Extracted data entries:
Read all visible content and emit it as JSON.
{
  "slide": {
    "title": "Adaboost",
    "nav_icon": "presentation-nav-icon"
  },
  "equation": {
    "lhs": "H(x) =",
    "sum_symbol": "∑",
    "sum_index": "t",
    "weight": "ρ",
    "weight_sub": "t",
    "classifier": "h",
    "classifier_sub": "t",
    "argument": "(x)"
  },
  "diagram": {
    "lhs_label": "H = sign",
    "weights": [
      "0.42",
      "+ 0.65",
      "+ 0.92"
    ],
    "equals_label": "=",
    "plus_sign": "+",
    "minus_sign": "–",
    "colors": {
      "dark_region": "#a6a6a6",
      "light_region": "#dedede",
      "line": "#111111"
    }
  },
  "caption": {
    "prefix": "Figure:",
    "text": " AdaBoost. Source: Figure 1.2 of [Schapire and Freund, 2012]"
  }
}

** STATED EXERCISE **
Return the listing above in full, character for character.

** RESPONSE FOR THIS EXERCISE **
Read all visible content and emit it as JSON.
{
  "slide": {
    "title": "Adaboost",
    "nav_icon": "presentation-nav-icon"
  },
  "equation": {
    "lhs": "H(x) =",
    "sum_symbol": "∑",
    "sum_index": "t",
    "weight": "ρ",
    "weight_sub": "t",
    "classifier": "h",
    "classifier_sub": "t",
    "argument": "(x)"
  },
  "diagram": {
    "lhs_label": "H = sign",
    "weights": [
      "0.42",
      "+ 0.65",
      "+ 0.92"
    ],
    "equals_label": "=",
    "plus_sign": "+",
    "minus_sign": "–",
    "colors": {
      "dark_region": "#a6a6a6",
      "light_region": "#dedede",
      "line": "#111111"
    }
  },
  "caption": {
    "prefix": "Figure:",
    "text": " AdaBoost. Source: Figure 1.2 of [Schapire and Freund, 2012]"
  }
}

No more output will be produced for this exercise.